Text shown —
+ + + + + + +

# Mobile Games



## piske (Aug 30, 2017)

Recently I've been into playing mobile games. I am currently playing LINE Tsum Tsum, Pokemon Go, Moomin Valley, Sumikko Gurashi and 10B Husbands. I've also played Monument Valley and enjoyed that as well.

What do you like play? What would you recommend?


----------



## Bowie (Aug 30, 2017)

I don't play a lot of mobile games, to be honest.


----------



## YunaMoon (Aug 30, 2017)

I barely play mobile games. When I have time for gaming it's just on my 3ds.


----------



## KingofHearts (Aug 30, 2017)

For mobile I play Tales of Link which is pretty great for a mobile game and Super Mario Run.


----------



## Thunder (Aug 31, 2017)

Fire Emblem Heroes is the only game I play consistently atm. Used to be really into a couple of those kairosoft sims, though.


----------



## Alienfish (Sep 1, 2017)

Fire Emblem Heroes, Plants vs. Zombies Heroes, Miitomo.

Pretty much only those I play. If you want to add me anywhere, hmu.


----------



## HungryForCereal (Sep 1, 2017)

nah, mobile games arent my cup of tea. they're all the same except for some.


----------



## Trent the Paladin (Sep 1, 2017)

I've been playing a lot of Star Wars: Galaxy of Heroes, Star Wars: Force Arena, Pokemon Go, and Fire Emblem Heroes. Monument Valley was a lot of fun and I'm looking forward to the second game.  Also need to start Lady Layton.


----------



## dedenne (Sep 1, 2017)

+ + + + + + +

Extracted entries —
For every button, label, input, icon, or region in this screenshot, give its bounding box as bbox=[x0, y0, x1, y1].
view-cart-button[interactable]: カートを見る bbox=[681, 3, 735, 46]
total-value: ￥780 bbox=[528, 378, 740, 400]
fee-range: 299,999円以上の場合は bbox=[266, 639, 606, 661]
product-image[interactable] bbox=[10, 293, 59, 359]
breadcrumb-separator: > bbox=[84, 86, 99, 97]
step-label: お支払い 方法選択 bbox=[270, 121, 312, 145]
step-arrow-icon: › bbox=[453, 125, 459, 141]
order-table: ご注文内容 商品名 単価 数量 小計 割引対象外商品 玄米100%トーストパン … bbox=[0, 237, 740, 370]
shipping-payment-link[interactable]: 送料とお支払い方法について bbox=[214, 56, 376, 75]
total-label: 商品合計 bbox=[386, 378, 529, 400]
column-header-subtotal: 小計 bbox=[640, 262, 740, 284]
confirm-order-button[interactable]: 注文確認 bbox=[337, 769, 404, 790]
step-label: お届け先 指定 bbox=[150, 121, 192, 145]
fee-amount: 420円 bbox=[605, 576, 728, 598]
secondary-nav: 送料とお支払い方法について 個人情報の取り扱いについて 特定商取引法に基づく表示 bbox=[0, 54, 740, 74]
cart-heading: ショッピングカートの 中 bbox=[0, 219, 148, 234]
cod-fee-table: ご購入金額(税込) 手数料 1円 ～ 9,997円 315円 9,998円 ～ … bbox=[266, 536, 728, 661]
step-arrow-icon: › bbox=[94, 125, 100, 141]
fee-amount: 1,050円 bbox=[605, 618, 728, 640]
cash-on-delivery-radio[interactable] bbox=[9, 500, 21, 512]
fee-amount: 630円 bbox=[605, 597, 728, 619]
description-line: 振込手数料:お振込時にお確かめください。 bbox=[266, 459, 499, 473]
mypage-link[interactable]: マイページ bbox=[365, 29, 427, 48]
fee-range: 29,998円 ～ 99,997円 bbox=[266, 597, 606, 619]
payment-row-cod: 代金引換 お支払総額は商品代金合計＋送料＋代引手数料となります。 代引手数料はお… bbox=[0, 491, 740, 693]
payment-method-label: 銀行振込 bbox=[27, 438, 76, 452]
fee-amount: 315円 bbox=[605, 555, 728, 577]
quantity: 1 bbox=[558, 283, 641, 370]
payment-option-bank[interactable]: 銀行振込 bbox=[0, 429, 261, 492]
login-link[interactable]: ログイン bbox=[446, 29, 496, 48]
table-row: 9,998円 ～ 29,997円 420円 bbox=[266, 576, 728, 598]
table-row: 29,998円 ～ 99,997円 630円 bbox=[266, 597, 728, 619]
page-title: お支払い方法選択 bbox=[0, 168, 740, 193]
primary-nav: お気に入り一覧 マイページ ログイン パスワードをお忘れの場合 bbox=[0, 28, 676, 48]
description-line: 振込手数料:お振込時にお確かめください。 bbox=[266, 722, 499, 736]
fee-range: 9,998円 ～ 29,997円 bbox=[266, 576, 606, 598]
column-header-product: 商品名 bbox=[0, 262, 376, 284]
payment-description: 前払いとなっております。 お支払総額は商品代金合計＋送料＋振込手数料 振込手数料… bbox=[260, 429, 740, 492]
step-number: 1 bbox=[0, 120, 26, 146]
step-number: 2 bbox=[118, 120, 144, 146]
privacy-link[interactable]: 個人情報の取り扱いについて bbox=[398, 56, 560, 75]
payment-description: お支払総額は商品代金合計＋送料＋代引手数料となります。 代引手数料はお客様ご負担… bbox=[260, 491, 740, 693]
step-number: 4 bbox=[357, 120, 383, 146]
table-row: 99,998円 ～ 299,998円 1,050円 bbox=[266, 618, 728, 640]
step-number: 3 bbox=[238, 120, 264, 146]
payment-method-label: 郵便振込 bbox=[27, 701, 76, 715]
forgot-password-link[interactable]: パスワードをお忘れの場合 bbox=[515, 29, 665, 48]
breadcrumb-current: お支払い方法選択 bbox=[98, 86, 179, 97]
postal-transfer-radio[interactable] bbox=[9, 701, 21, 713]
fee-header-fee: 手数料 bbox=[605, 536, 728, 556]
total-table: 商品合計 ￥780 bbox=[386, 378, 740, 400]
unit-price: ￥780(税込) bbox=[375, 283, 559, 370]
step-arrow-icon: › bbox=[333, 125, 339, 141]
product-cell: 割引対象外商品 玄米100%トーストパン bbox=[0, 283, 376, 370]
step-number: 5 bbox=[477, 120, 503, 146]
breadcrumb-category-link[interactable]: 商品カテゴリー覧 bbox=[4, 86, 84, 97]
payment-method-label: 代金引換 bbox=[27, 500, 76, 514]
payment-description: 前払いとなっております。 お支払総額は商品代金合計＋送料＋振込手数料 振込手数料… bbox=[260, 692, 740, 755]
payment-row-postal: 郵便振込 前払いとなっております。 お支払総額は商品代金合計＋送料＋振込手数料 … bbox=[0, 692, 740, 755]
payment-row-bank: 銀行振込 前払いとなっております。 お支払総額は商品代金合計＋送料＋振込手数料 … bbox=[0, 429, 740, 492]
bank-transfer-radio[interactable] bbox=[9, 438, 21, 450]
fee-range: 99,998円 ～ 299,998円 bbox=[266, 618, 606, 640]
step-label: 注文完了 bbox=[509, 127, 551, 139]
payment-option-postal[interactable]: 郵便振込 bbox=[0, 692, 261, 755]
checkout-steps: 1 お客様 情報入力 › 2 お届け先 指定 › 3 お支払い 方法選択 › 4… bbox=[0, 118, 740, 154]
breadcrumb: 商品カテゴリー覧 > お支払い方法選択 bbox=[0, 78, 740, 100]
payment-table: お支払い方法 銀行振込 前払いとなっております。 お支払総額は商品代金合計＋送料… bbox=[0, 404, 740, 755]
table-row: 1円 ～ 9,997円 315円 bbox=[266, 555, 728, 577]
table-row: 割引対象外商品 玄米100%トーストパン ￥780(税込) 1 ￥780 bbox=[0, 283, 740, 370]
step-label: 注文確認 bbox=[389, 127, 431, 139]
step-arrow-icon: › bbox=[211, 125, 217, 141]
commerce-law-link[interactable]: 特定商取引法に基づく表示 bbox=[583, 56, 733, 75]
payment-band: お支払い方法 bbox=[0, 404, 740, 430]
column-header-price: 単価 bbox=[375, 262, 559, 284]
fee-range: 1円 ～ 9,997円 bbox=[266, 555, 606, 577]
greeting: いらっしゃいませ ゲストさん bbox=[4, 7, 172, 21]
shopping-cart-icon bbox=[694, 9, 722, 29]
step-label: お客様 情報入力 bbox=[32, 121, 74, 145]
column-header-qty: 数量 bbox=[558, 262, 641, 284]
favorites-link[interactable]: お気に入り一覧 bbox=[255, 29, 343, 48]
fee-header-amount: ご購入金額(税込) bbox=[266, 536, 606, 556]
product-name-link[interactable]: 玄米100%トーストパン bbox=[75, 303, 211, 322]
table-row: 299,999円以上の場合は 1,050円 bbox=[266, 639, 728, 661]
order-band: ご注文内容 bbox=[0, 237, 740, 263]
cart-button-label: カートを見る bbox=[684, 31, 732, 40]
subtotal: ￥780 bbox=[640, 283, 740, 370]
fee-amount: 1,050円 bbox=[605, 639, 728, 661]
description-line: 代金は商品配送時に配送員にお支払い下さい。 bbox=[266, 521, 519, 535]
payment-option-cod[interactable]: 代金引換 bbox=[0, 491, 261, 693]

+ + + + + + +

Prompt 1 —
From the mobile games thread, extract the passage between "Pretty much only" and "except for some.", inclusive.
Prompt 2 —
In the mobile games thread, which games does piske say they are currently playing? List them all.
Prompt 3 —
Carry on the forum thread about mobile games from its last line.
The records are not needed for any of this.

Exercise response 1 —
Pretty much only those I play. If you want to add me anywhere, hmu.


----------



## HungryForCereal (Sep 1, 2017)

nah, mobile games arent my cup of tea. they're all the same except for some.

Exercise response 2 —
LINE Tsum Tsum, Pokemon Go, Moomin Valley, Sumikko Gurashi, 10B Husbands

Exercise response 3 —
Aaah
Monument Valley


Yes


----------



## 50m4ra (Sep 1, 2017)

Sheila said:


> Fire Emblem Heroes Miitomo.
> 
> Pretty much only those I play. If you want to add me anywhere, hmu.



I play both fe heroes and miitomo! We could add each other! 

Also I play tap tap fish and hearthstone but not much hs because of how much it's pay to win which makes it hard for me to play 
I'll also play that ac mobile game when it arrives!


----------



## Nightstar (Sep 1, 2017)

I used to be addicted to Pokemon Shuffle but the levels started getting absurdly hard and it stopped being fun. It was very obvious they wanted me to buy things with real money and I refuse to do that on apps. Now I'm hopelessly addicted to Sailor Moon Drops and need to stop x_x

I have a friend who spent over $300 on mobile games. On more than one occasion. She had to delete the games and go cold turkey so she wouldn't keep doing it.


----------



## Hamusuta (Sep 2, 2017)

recently i've been playing grindr a lot


----------



## Noir (Sep 2, 2017)

Between games, I tend to go to Magikarp Jump, Kingdom Hearts Union Cross, Politicats.. It depends, since storage isn't infinite, haha. I do love games like Tap Tap Fish Abyssirium, Unison League, Choices. They are all great games. c:


----------



## KaydeeKrunk (Sep 3, 2017)

velvete said:


> Recently I've been into playing mobile games. I am currently playing LINE Tsum Tsum, Pokemon Go, Moomin Valley, Sumikko Gurashi and 10B Husbands. I've also played Monument Valley and enjoyed that as well.
> 
> What do you like play? What would you recommend?



I've looked for Sumikko Gurashi a while ago after seeing it on their facebook, but couldn't find it in the playstore, it is exclusive to Apple, or only available in some regions?


----------



## Mash (Sep 3, 2017)

I used to play My Singing Monsters a lot and Disney Magical Worlds, but now I don't for some reason, probably because it took too much space on my phone, but I just lost interest too.  The only game I really still DO play is Pokemon Go, and even that is kind of rare.


----------



## piske (Sep 3, 2017)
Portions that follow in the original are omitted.